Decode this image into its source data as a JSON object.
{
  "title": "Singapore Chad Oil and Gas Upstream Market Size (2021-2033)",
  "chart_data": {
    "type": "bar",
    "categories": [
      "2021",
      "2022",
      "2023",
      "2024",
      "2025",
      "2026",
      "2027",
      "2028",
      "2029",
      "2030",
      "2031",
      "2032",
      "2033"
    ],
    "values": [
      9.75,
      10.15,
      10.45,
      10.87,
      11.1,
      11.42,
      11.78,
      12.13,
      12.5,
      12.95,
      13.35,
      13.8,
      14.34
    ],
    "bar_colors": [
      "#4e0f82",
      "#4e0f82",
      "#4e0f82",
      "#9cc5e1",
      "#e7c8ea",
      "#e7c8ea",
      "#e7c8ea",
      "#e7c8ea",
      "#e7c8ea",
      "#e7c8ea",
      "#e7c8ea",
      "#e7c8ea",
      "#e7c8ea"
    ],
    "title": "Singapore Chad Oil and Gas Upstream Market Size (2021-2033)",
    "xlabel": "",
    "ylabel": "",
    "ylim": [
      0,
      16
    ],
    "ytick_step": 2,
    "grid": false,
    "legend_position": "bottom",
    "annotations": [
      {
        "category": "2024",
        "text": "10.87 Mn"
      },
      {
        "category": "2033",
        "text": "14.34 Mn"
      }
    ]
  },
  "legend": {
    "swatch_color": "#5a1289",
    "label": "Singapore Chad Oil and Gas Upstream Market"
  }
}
◇ ◇ ◇
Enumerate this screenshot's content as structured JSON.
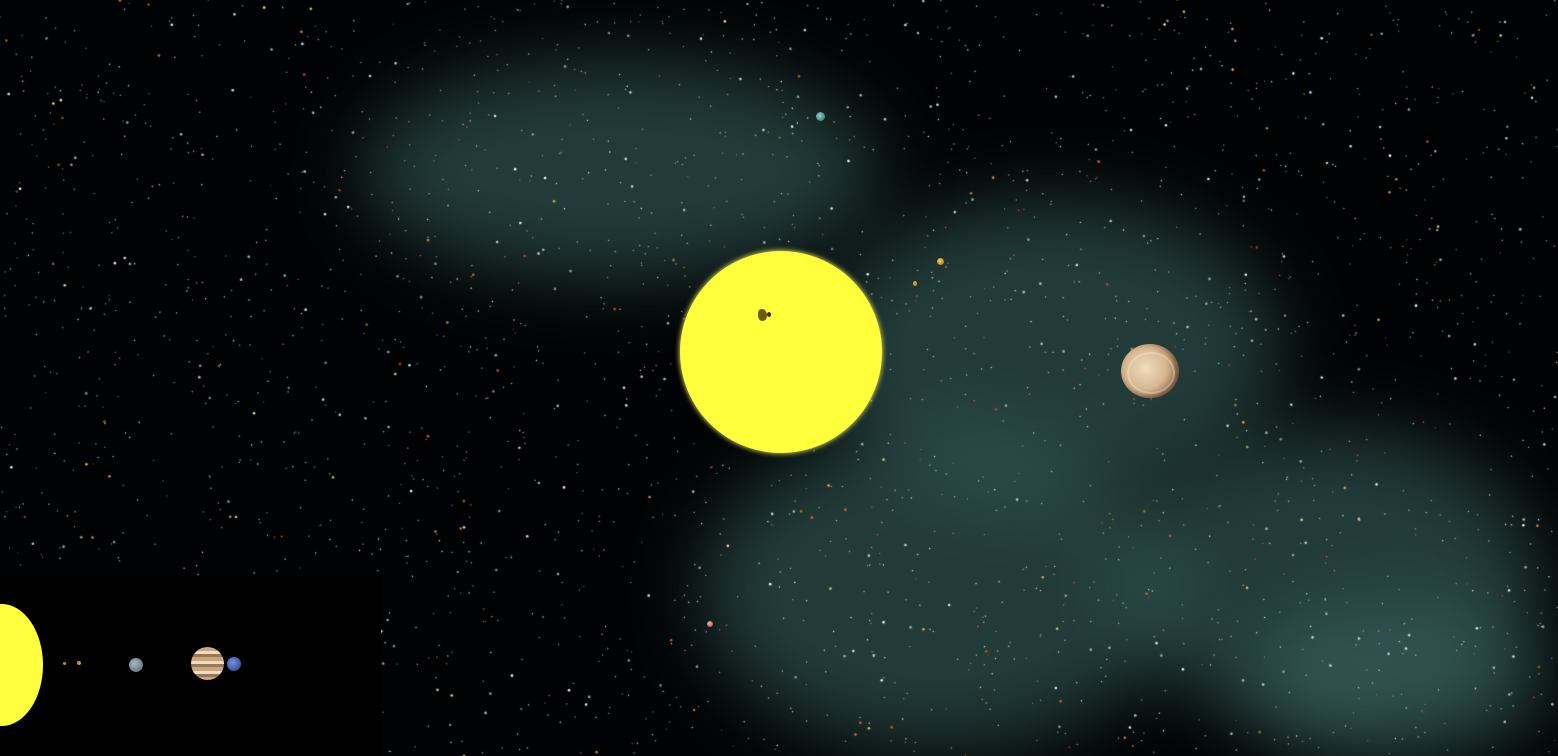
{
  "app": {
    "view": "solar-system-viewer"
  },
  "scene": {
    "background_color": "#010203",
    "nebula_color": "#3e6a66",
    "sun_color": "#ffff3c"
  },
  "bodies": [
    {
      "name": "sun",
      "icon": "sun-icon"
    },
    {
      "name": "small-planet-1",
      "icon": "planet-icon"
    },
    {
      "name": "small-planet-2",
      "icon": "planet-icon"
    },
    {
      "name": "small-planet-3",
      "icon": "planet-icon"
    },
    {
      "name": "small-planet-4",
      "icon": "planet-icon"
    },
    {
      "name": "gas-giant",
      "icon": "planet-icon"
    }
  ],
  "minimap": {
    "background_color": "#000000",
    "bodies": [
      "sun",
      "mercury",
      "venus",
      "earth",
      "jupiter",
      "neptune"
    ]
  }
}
◇ ◇ ◇
Work required: Look through the entries and find each line that has the string "name". Copy those lines.

Answer below:
      "name": "sun",
      "name": "small-planet-1",
      "name": "small-planet-2",
      "name": "small-planet-3",
      "name": "small-planet-4",
      "name": "gas-giant",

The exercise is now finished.